What is expected →
Every line of the material that follows must be printed again exactly.
----- Available data -----
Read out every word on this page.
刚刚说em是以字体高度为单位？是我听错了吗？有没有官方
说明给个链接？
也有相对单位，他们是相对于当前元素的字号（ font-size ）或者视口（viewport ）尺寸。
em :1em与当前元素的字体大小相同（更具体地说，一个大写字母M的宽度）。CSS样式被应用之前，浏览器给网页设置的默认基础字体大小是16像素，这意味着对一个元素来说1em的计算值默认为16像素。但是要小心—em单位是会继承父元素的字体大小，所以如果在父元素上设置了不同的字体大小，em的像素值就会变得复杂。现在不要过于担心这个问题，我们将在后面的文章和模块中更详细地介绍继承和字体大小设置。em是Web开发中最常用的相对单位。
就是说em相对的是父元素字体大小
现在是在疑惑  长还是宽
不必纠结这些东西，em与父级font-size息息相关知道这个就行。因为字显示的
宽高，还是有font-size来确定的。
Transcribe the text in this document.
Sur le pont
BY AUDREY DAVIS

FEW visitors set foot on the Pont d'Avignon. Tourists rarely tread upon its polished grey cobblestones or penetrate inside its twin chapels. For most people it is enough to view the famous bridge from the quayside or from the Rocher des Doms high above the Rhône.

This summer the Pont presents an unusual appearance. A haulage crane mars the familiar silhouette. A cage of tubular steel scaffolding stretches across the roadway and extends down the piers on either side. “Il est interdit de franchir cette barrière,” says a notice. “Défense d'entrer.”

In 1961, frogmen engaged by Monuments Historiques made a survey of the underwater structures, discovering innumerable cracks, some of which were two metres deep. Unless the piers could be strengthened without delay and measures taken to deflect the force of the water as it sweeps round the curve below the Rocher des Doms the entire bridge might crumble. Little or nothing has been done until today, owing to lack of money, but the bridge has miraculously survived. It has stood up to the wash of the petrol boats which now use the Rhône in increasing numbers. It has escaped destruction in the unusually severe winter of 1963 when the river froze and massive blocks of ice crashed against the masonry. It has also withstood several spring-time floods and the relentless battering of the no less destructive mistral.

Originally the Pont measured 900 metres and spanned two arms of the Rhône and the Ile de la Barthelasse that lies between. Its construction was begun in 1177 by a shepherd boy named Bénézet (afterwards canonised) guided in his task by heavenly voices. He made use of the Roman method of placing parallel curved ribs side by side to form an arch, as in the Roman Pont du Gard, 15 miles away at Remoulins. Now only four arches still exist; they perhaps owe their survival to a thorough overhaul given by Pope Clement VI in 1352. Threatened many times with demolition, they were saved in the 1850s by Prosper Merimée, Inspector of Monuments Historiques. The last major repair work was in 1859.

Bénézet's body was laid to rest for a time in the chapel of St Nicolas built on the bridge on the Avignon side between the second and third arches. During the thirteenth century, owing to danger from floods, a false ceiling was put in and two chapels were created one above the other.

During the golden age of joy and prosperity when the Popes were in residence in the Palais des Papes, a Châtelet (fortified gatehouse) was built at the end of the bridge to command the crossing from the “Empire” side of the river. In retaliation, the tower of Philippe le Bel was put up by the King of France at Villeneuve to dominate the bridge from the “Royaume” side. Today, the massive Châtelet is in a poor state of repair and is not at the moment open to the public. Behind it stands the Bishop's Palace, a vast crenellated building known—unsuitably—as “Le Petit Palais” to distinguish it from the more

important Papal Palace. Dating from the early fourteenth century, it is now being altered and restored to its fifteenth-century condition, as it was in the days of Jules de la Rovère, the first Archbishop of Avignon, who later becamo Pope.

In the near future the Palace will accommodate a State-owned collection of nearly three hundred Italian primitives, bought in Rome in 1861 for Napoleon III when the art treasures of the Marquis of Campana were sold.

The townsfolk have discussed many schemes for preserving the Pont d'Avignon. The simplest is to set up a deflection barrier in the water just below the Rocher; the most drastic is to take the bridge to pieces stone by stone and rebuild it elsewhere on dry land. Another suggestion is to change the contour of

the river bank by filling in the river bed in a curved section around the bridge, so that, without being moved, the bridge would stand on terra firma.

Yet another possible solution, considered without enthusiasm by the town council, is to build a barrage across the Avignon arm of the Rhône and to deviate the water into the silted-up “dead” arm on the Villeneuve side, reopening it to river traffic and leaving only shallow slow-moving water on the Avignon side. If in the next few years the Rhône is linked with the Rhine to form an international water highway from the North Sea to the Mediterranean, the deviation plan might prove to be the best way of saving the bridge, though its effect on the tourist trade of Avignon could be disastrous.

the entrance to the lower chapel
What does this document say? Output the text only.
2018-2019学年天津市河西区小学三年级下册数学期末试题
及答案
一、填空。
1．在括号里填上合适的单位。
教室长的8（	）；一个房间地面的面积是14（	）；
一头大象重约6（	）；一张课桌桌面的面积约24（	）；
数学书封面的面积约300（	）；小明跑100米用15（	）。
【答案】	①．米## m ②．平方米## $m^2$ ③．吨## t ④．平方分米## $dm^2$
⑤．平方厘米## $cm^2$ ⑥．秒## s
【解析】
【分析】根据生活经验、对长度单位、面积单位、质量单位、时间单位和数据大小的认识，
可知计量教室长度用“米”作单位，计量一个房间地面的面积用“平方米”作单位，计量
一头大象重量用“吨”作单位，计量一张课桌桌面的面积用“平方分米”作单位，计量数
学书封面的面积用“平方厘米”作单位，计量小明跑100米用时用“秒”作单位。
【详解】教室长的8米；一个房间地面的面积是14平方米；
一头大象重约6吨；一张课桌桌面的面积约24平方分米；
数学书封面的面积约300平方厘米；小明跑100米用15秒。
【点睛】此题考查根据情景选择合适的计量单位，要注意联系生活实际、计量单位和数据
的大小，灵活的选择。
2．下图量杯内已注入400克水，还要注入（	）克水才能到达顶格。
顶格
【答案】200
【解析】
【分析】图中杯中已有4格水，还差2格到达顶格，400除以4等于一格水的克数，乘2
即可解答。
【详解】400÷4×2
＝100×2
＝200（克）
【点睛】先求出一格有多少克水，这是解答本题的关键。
-----
Output →
Read out every word on this page.
刚刚说em是以字体高度为单位？是我听错了吗？有没有官方
说明给个链接？
也有相对单位，他们是相对于当前元素的字号（ font-size ）或者视口（viewport ）尺寸。
em :1em与当前元素的字体大小相同（更具体地说，一个大写字母M的宽度）。CSS样式被应用之前，浏览器给网页设置的默认基础字体大小是16像素，这意味着对一个元素来说1em的计算值默认为16像素。但是要小心—em单位是会继承父元素的字体大小，所以如果在父元素上设置了不同的字体大小，em的像素值就会变得复杂。现在不要过于担心这个问题，我们将在后面的文章和模块中更详细地介绍继承和字体大小设置。em是Web开发中最常用的相对单位。
就是说em相对的是父元素字体大小
现在是在疑惑  长还是宽
不必纠结这些东西，em与父级font-size息息相关知道这个就行。因为字显示的
宽高，还是有font-size来确定的。
Transcribe the text in this document.
Sur le pont
BY AUDREY DAVIS

FEW visitors set foot on the Pont d'Avignon. Tourists rarely tread upon its polished grey cobblestones or penetrate inside its twin chapels. For most people it is enough to view the famous bridge from the quayside or from the Rocher des Doms high above the Rhône.

This summer the Pont presents an unusual appearance. A haulage crane mars the familiar silhouette. A cage of tubular steel scaffolding stretches across the roadway and extends down the piers on either side. “Il est interdit de franchir cette barrière,” says a notice. “Défense d'entrer.”

In 1961, frogmen engaged by Monuments Historiques made a survey of the underwater structures, discovering innumerable cracks, some of which were two metres deep. Unless the piers could be strengthened without delay and measures taken to deflect the force of the water as it sweeps round the curve below the Rocher des Doms the entire bridge might crumble. Little or nothing has been done until today, owing to lack of money, but the bridge has miraculously survived. It has stood up to the wash of the petrol boats which now use the Rhône in increasing numbers. It has escaped destruction in the unusually severe winter of 1963 when the river froze and massive blocks of ice crashed against the masonry. It has also withstood several spring-time floods and the relentless battering of the no less destructive mistral.

Originally the Pont measured 900 metres and spanned two arms of the Rhône and the Ile de la Barthelasse that lies between. Its construction was begun in 1177 by a shepherd boy named Bénézet (afterwards canonised) guided in his task by heavenly voices. He made use of the Roman method of placing parallel curved ribs side by side to form an arch, as in the Roman Pont du Gard, 15 miles away at Remoulins. Now only four arches still exist; they perhaps owe their survival to a thorough overhaul given by Pope Clement VI in 1352. Threatened many times with demolition, they were saved in the 1850s by Prosper Merimée, Inspector of Monuments Historiques. The last major repair work was in 1859.

Bénézet's body was laid to rest for a time in the chapel of St Nicolas built on the bridge on the Avignon side between the second and third arches. During the thirteenth century, owing to danger from floods, a false ceiling was put in and two chapels were created one above the other.

During the golden age of joy and prosperity when the Popes were in residence in the Palais des Papes, a Châtelet (fortified gatehouse) was built at the end of the bridge to command the crossing from the “Empire” side of the river. In retaliation, the tower of Philippe le Bel was put up by the King of France at Villeneuve to dominate the bridge from the “Royaume” side. Today, the massive Châtelet is in a poor state of repair and is not at the moment open to the public. Behind it stands the Bishop's Palace, a vast crenellated building known—unsuitably—as “Le Petit Palais” to distinguish it from the more

important Papal Palace. Dating from the early fourteenth century, it is now being altered and restored to its fifteenth-century condition, as it was in the days of Jules de la Rovère, the first Archbishop of Avignon, who later becamo Pope.

In the near future the Palace will accommodate a State-owned collection of nearly three hundred Italian primitives, bought in Rome in 1861 for Napoleon III when the art treasures of the Marquis of Campana were sold.

The townsfolk have discussed many schemes for preserving the Pont d'Avignon. The simplest is to set up a deflection barrier in the water just below the Rocher; the most drastic is to take the bridge to pieces stone by stone and rebuild it elsewhere on dry land. Another suggestion is to change the contour of

the river bank by filling in the river bed in a curved section around the bridge, so that, without being moved, the bridge would stand on terra firma.

Yet another possible solution, considered without enthusiasm by the town council, is to build a barrage across the Avignon arm of the Rhône and to deviate the water into the silted-up “dead” arm on the Villeneuve side, reopening it to river traffic and leaving only shallow slow-moving water on the Avignon side. If in the next few years the Rhône is linked with the Rhine to form an international water highway from the North Sea to the Mediterranean, the deviation plan might prove to be the best way of saving the bridge, though its effect on the tourist trade of Avignon could be disastrous.

the entrance to the lower chapel
What does this document say? Output the text only.
2018-2019学年天津市河西区小学三年级下册数学期末试题
及答案
一、填空。
1．在括号里填上合适的单位。
教室长的8（	）；一个房间地面的面积是14（	）；
一头大象重约6（	）；一张课桌桌面的面积约24（	）；
数学书封面的面积约300（	）；小明跑100米用15（	）。
【答案】	①．米## m ②．平方米## $m^2$ ③．吨## t ④．平方分米## $dm^2$
⑤．平方厘米## $cm^2$ ⑥．秒## s
【解析】
【分析】根据生活经验、对长度单位、面积单位、质量单位、时间单位和数据大小的认识，
可知计量教室长度用“米”作单位，计量一个房间地面的面积用“平方米”作单位，计量
一头大象重量用“吨”作单位，计量一张课桌桌面的面积用“平方分米”作单位，计量数
学书封面的面积用“平方厘米”作单位，计量小明跑100米用时用“秒”作单位。
【详解】教室长的8米；一个房间地面的面积是14平方米；
一头大象重约6吨；一张课桌桌面的面积约24平方分米；
数学书封面的面积约300平方厘米；小明跑100米用15秒。
【点睛】此题考查根据情景选择合适的计量单位，要注意联系生活实际、计量单位和数据
的大小，灵活的选择。
2．下图量杯内已注入400克水，还要注入（	）克水才能到达顶格。
顶格
【答案】200
【解析】
【分析】图中杯中已有4格水，还差2格到达顶格，400除以4等于一格水的克数，乘2
即可解答。
【详解】400÷4×2
＝100×2
＝200（克）
【点睛】先求出一格有多少克水，这是解答本题的关键。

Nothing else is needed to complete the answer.